── Dataset ──
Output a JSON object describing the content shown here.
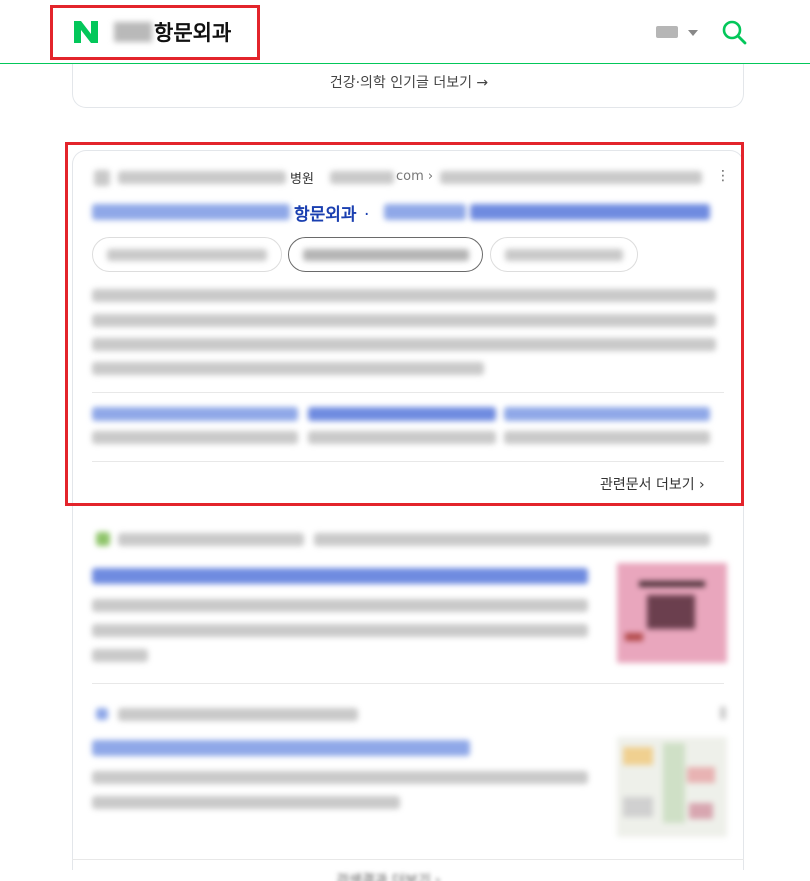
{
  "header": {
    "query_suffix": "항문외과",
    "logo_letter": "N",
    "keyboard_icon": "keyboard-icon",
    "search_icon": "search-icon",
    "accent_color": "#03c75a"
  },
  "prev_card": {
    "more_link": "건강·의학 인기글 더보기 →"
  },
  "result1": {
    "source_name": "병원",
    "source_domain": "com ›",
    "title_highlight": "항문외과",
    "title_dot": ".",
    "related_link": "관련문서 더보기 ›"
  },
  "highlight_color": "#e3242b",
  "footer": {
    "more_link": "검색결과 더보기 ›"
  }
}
───
── Dataset ──
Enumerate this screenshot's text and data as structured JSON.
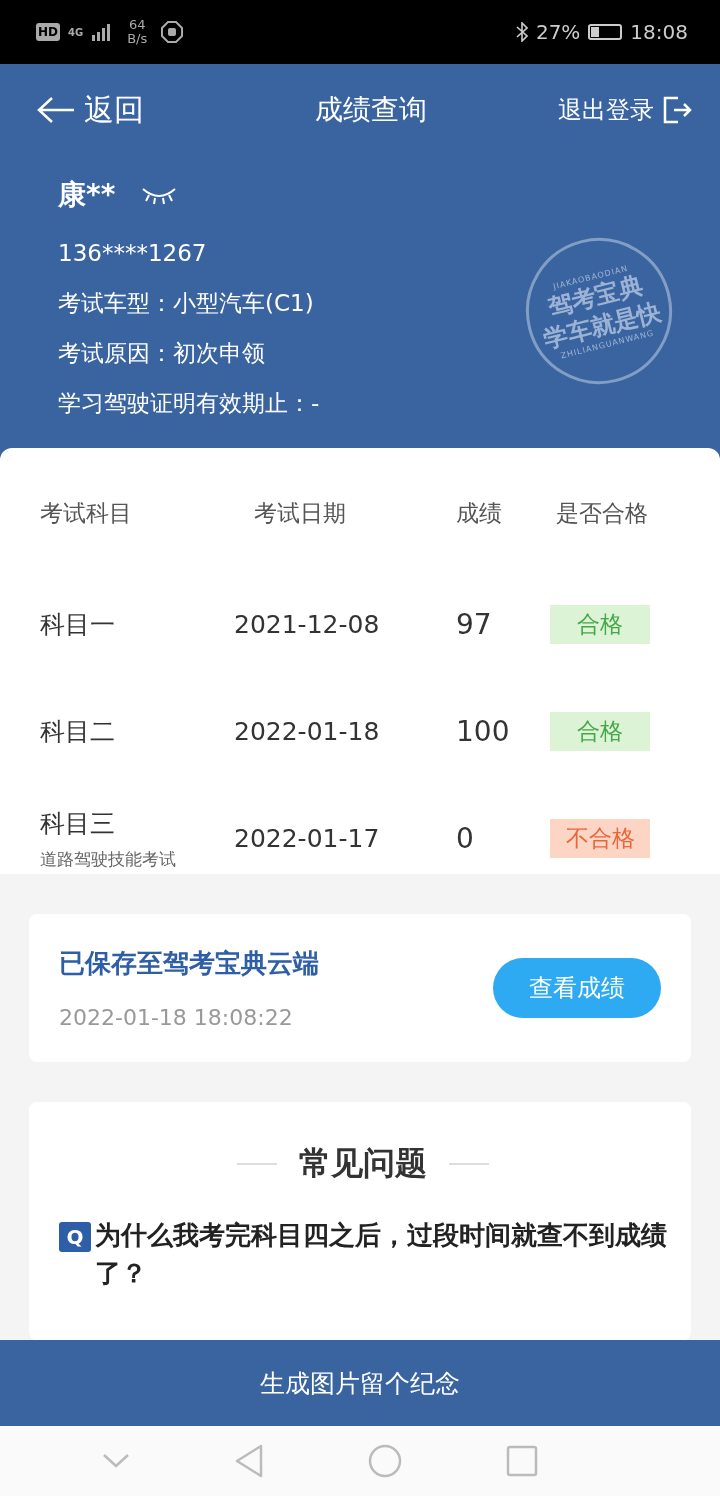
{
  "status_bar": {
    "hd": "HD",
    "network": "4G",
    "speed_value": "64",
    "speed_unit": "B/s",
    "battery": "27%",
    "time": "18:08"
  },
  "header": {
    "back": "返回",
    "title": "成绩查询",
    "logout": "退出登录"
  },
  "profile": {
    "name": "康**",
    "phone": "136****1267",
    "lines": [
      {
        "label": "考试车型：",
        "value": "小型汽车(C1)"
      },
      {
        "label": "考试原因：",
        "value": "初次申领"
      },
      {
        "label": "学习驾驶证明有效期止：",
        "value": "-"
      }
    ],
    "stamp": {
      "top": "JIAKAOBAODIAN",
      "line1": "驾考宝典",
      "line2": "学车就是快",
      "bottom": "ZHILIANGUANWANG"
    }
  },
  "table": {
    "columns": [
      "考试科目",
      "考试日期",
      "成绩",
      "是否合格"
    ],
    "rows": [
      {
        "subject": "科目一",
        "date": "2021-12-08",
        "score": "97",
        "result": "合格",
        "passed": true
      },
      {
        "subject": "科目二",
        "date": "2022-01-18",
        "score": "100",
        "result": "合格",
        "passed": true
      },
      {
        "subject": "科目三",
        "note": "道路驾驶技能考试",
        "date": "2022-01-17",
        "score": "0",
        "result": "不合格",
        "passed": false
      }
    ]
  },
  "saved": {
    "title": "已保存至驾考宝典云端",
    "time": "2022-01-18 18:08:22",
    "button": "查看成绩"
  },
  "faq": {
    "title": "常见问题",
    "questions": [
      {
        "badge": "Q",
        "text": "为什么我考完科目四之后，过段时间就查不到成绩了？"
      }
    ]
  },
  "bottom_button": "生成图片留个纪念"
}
───
── Dataset ──
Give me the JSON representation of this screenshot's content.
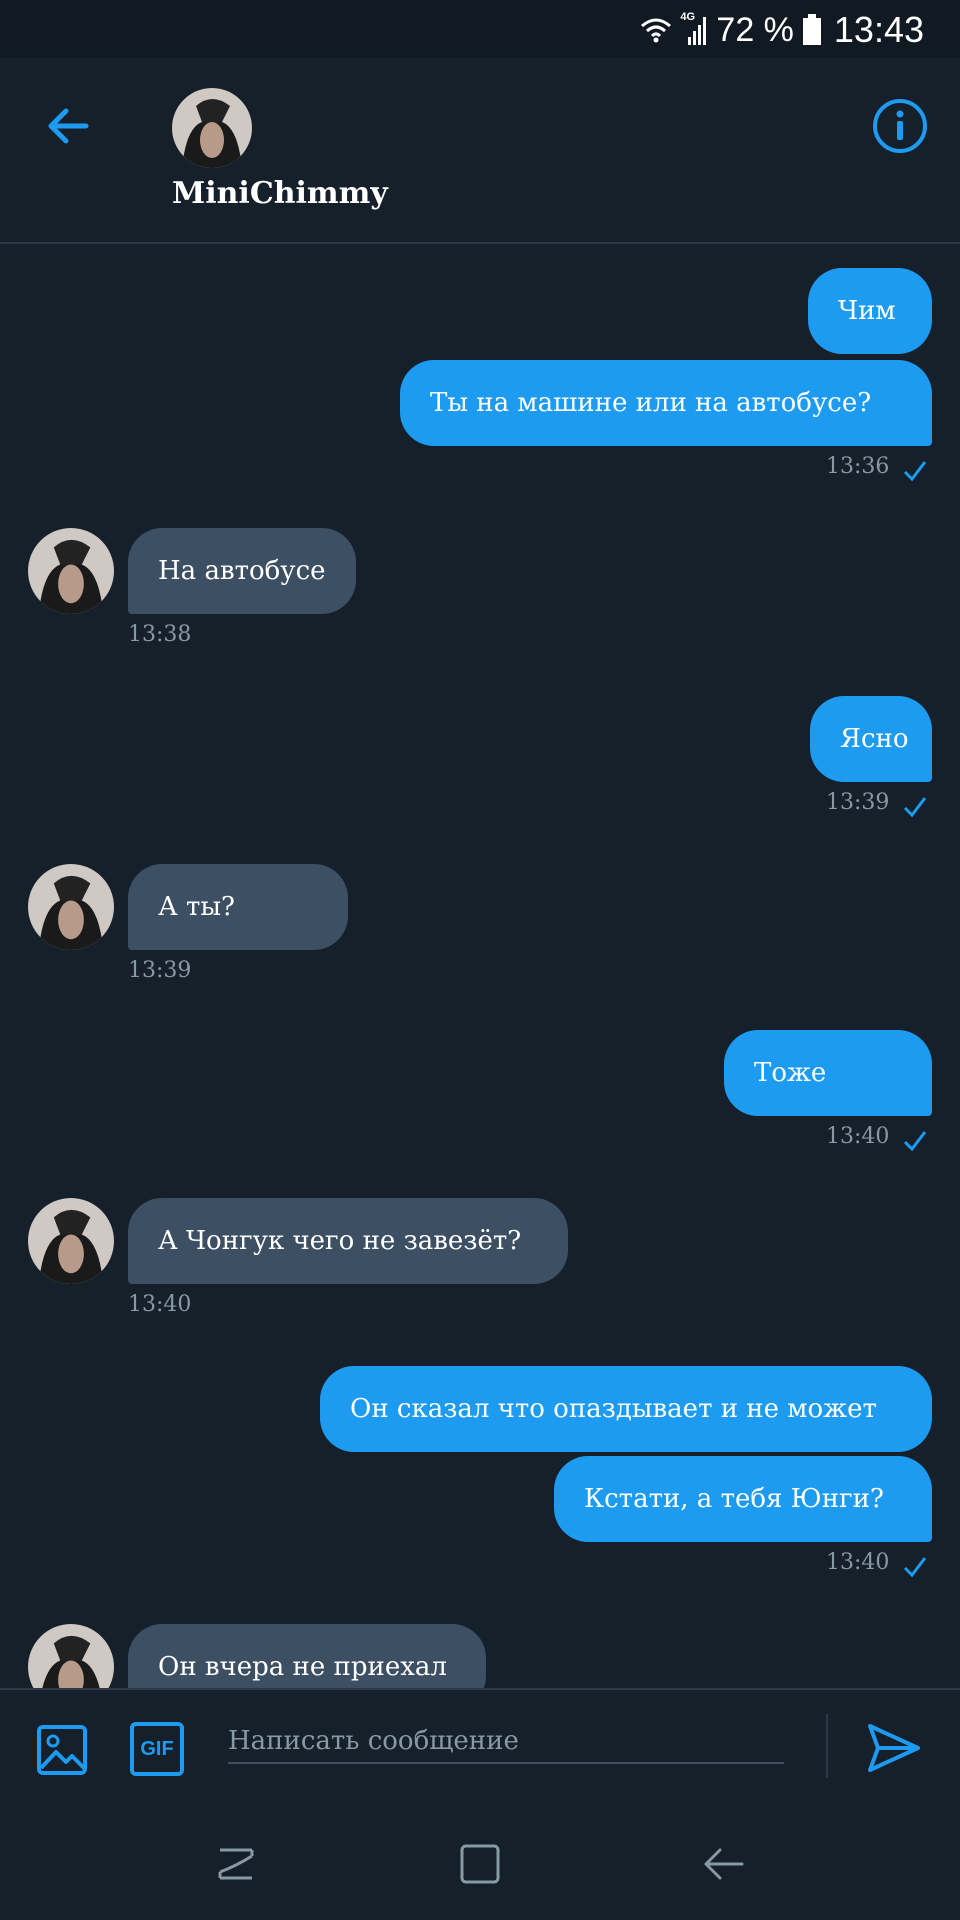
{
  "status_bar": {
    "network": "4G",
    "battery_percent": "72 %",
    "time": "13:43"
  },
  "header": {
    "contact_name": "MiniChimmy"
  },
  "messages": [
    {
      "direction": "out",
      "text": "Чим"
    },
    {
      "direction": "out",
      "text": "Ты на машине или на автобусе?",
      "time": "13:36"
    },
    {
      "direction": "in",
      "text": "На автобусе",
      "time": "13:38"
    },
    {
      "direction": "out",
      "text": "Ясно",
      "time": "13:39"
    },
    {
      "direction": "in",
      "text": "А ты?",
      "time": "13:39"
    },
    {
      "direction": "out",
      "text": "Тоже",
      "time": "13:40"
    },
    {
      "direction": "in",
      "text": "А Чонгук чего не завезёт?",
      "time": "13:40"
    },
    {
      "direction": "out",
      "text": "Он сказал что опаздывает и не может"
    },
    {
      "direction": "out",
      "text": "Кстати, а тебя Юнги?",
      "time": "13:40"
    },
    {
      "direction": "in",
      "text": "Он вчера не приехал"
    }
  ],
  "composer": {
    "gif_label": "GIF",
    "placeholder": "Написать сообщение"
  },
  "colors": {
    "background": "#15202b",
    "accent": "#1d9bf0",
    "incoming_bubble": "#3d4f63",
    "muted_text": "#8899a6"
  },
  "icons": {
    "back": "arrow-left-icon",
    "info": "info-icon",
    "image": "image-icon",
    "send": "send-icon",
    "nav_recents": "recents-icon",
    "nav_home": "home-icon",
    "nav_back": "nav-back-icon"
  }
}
───
== Exercise prompt ==
List all lines holding the string "this".

== Task result ==
Enumerate this screenshot's text and data as structured JSON.
Give me the JSON representation of this screenshot's content.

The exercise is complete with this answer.